SET TASK
Extract all data as written.

Data items:
# # # # # # #
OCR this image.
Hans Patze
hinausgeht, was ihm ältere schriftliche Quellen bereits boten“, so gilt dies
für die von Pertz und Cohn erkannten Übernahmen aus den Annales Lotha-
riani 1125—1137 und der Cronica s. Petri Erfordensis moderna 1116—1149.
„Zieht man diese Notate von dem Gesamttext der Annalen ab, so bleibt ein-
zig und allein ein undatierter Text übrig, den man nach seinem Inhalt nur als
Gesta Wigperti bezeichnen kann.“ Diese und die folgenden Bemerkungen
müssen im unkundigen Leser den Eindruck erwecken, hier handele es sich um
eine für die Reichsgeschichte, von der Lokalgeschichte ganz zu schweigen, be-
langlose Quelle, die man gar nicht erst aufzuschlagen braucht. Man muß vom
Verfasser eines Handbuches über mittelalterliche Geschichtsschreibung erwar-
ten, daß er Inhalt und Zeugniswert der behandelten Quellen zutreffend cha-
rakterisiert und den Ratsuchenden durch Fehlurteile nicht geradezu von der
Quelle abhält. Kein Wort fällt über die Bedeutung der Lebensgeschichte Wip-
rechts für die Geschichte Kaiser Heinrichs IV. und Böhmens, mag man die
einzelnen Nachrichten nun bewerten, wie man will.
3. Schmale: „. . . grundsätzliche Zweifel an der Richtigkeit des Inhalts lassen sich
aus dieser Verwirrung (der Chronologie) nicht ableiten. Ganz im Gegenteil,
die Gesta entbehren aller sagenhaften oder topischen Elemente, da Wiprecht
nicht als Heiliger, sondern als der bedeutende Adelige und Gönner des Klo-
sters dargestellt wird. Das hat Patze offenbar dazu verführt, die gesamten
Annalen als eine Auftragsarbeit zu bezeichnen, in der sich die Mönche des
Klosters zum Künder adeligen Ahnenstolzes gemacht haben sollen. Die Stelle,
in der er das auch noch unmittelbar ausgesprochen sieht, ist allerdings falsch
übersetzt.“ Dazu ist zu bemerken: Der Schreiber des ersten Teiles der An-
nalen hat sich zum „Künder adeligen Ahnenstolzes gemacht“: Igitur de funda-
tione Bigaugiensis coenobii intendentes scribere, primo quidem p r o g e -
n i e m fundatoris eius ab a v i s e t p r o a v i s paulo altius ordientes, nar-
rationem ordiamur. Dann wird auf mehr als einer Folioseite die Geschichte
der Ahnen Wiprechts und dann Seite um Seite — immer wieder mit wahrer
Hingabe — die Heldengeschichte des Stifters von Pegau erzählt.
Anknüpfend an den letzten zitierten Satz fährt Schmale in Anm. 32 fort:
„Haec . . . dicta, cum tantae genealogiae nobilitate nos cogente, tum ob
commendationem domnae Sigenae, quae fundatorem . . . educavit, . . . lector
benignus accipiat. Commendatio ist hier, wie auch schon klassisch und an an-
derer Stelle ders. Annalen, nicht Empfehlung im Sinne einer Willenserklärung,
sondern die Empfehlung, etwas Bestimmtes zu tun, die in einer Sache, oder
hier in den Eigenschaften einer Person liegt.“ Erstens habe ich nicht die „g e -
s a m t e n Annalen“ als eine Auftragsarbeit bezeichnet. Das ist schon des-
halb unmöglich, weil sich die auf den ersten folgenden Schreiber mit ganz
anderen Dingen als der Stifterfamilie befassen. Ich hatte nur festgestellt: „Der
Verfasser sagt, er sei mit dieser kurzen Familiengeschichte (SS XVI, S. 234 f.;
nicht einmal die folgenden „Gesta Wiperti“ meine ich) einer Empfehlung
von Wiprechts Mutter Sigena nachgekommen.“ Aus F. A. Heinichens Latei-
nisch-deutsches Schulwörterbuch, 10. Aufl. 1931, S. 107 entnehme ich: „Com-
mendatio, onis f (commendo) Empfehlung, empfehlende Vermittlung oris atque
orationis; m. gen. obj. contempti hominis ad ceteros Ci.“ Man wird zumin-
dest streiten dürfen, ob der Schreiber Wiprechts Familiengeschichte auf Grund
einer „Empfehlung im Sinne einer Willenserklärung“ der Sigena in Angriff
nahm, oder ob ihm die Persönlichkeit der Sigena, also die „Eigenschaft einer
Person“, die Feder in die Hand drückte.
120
# # # # # # #
THE RESULT
OCR this image.
Hans Patze
hinausgeht, was ihm ältere schriftliche Quellen bereits boten“, so gilt dies
für die von Pertz und Cohn erkannten Übernahmen aus den Annales Lotha-
riani 1125—1137 und der Cronica s. Petri Erfordensis moderna 1116—1149.
„Zieht man diese Notate von dem Gesamttext der Annalen ab, so bleibt ein-
zig und allein ein undatierter Text übrig, den man nach seinem Inhalt nur als
Gesta Wigperti bezeichnen kann.“ Diese und die folgenden Bemerkungen
müssen im unkundigen Leser den Eindruck erwecken, hier handele es sich um
eine für die Reichsgeschichte, von der Lokalgeschichte ganz zu schweigen, be-
langlose Quelle, die man gar nicht erst aufzuschlagen braucht. Man muß vom
Verfasser eines Handbuches über mittelalterliche Geschichtsschreibung erwar-
ten, daß er Inhalt und Zeugniswert der behandelten Quellen zutreffend cha-
rakterisiert und den Ratsuchenden durch Fehlurteile nicht geradezu von der
Quelle abhält. Kein Wort fällt über die Bedeutung der Lebensgeschichte Wip-
rechts für die Geschichte Kaiser Heinrichs IV. und Böhmens, mag man die
einzelnen Nachrichten nun bewerten, wie man will.
3. Schmale: „. . . grundsätzliche Zweifel an der Richtigkeit des Inhalts lassen sich
aus dieser Verwirrung (der Chronologie) nicht ableiten. Ganz im Gegenteil,
die Gesta entbehren aller sagenhaften oder topischen Elemente, da Wiprecht
nicht als Heiliger, sondern als der bedeutende Adelige und Gönner des Klo-
sters dargestellt wird. Das hat Patze offenbar dazu verführt, die gesamten
Annalen als eine Auftragsarbeit zu bezeichnen, in der sich die Mönche des
Klosters zum Künder adeligen Ahnenstolzes gemacht haben sollen. Die Stelle,
in der er das auch noch unmittelbar ausgesprochen sieht, ist allerdings falsch
übersetzt.“ Dazu ist zu bemerken: Der Schreiber des ersten Teiles der An-
nalen hat sich zum „Künder adeligen Ahnenstolzes gemacht“: Igitur de funda-
tione Bigaugiensis coenobii intendentes scribere, primo quidem p r o g e -
n i e m fundatoris eius ab a v i s e t p r o a v i s paulo altius ordientes, nar-
rationem ordiamur. Dann wird auf mehr als einer Folioseite die Geschichte
der Ahnen Wiprechts und dann Seite um Seite — immer wieder mit wahrer
Hingabe — die Heldengeschichte des Stifters von Pegau erzählt.
Anknüpfend an den letzten zitierten Satz fährt Schmale in Anm. 32 fort:
„Haec . . . dicta, cum tantae genealogiae nobilitate nos cogente, tum ob
commendationem domnae Sigenae, quae fundatorem . . . educavit, . . . lector
benignus accipiat. Commendatio ist hier, wie auch schon klassisch und an an-
derer Stelle ders. Annalen, nicht Empfehlung im Sinne einer Willenserklärung,
sondern die Empfehlung, etwas Bestimmtes zu tun, die in einer Sache, oder
hier in den Eigenschaften einer Person liegt.“ Erstens habe ich nicht die „g e -
s a m t e n Annalen“ als eine Auftragsarbeit bezeichnet. Das ist schon des-
halb unmöglich, weil sich die auf den ersten folgenden Schreiber mit ganz
anderen Dingen als der Stifterfamilie befassen. Ich hatte nur festgestellt: „Der
Verfasser sagt, er sei mit dieser kurzen Familiengeschichte (SS XVI, S. 234 f.;
nicht einmal die folgenden „Gesta Wiperti“ meine ich) einer Empfehlung
von Wiprechts Mutter Sigena nachgekommen.“ Aus F. A. Heinichens Latei-
nisch-deutsches Schulwörterbuch, 10. Aufl. 1931, S. 107 entnehme ich: „Com-
mendatio, onis f (commendo) Empfehlung, empfehlende Vermittlung oris atque
orationis; m. gen. obj. contempti hominis ad ceteros Ci.“ Man wird zumin-
dest streiten dürfen, ob der Schreiber Wiprechts Familiengeschichte auf Grund
einer „Empfehlung im Sinne einer Willenserklärung“ der Sigena in Angriff
nahm, oder ob ihm die Persönlichkeit der Sigena, also die „Eigenschaft einer
Person“, die Feder in die Hand drückte.
120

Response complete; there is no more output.